● PROBLEM
State the number of lines below in which the word "photon" appears. Nothing else belongs in the answer.

● LISTED ENTRIES

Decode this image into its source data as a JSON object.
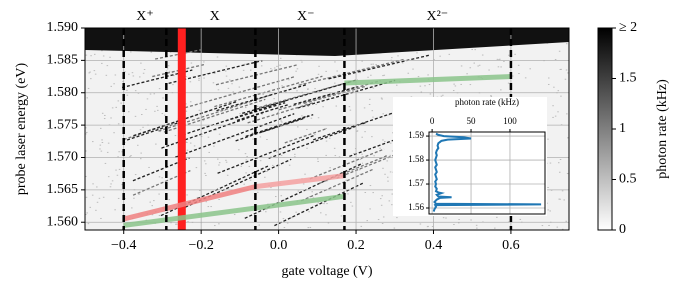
{
  "chart_data": [
    {
      "type": "heatmap",
      "xlabel": "gate voltage (V)",
      "ylabel": "probe laser energy (eV)",
      "xlim": [
        -0.5,
        0.75
      ],
      "xticks": [
        {
          "value": -0.4,
          "label": "−0.4"
        },
        {
          "value": -0.2,
          "label": "−0.2"
        },
        {
          "value": 0,
          "label": "0.0"
        },
        0.2,
        0.4,
        0.6
      ],
      "ylim": [
        1.5588,
        1.59
      ],
      "yticks": [
        {
          "value": 1.56,
          "label": "1.560"
        },
        {
          "value": 1.565,
          "label": "1.565"
        },
        {
          "value": 1.57,
          "label": "1.570"
        },
        {
          "value": 1.575,
          "label": "1.575"
        },
        {
          "value": 1.58,
          "label": "1.580"
        },
        {
          "value": 1.585,
          "label": "1.585"
        },
        {
          "value": 1.59,
          "label": "1.590"
        }
      ],
      "grid": true,
      "annotations": [
        {
          "text": "X⁺",
          "x": -0.345
        },
        {
          "text": "X",
          "x": -0.165
        },
        {
          "text": "X⁻",
          "x": 0.07
        },
        {
          "text": "X²⁻",
          "x": 0.41
        }
      ],
      "dashed_lines": [
        -0.4,
        -0.29,
        -0.06,
        0.17,
        0.6
      ],
      "highlight_band": {
        "x": -0.25,
        "color": "#ff2020"
      },
      "fit_lines": [
        {
          "color": "#f08080",
          "x": [
            -0.4,
            -0.06
          ],
          "y": [
            1.5605,
            1.5655
          ]
        },
        {
          "color": "#f4a0a0",
          "x": [
            -0.06,
            0.17
          ],
          "y": [
            1.5655,
            1.5672
          ]
        },
        {
          "color": "#8bc48b",
          "x": [
            -0.4,
            0.17
          ],
          "y": [
            1.5595,
            1.564
          ]
        },
        {
          "color": "#8bc48b",
          "x": [
            0.17,
            0.6
          ],
          "y": [
            1.5815,
            1.5825
          ]
        }
      ],
      "colorbar": {
        "label": "photon rate (kHz)",
        "clim": [
          0,
          2
        ],
        "ticks": [
          0,
          0.5,
          1,
          1.5,
          {
            "value": 2,
            "label": "≥ 2"
          }
        ]
      }
    },
    {
      "type": "line",
      "title": "photon rate (kHz)",
      "color": "#1f77b4",
      "energy": [
        1.5585,
        1.5595,
        1.5605,
        1.5612,
        1.5615,
        1.5618,
        1.5625,
        1.5635,
        1.5642,
        1.5645,
        1.5648,
        1.5655,
        1.5662,
        1.5665,
        1.567,
        1.568,
        1.569,
        1.57,
        1.571,
        1.572,
        1.573,
        1.574,
        1.575,
        1.576,
        1.577,
        1.578,
        1.579,
        1.58,
        1.581,
        1.582,
        1.583,
        1.584,
        1.585,
        1.586,
        1.587,
        1.5875,
        1.588,
        1.5885,
        1.589,
        1.5895,
        1.59,
        1.5905,
        1.591
      ],
      "values": [
        2,
        3,
        5,
        4,
        140,
        5,
        3,
        6,
        10,
        25,
        8,
        6,
        12,
        8,
        5,
        6,
        4,
        5,
        4,
        6,
        5,
        4,
        6,
        5,
        4,
        6,
        5,
        4,
        5,
        6,
        5,
        6,
        8,
        7,
        8,
        10,
        12,
        20,
        50,
        40,
        15,
        8,
        5
      ],
      "xlim": [
        -4,
        145
      ],
      "xticks": [
        0,
        50,
        100
      ],
      "ylim": [
        1.5575,
        1.5917
      ],
      "yticks": [
        1.56,
        1.57,
        1.58,
        1.59
      ],
      "grid": true
    }
  ]
}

● EXERCISE OUTPUT
2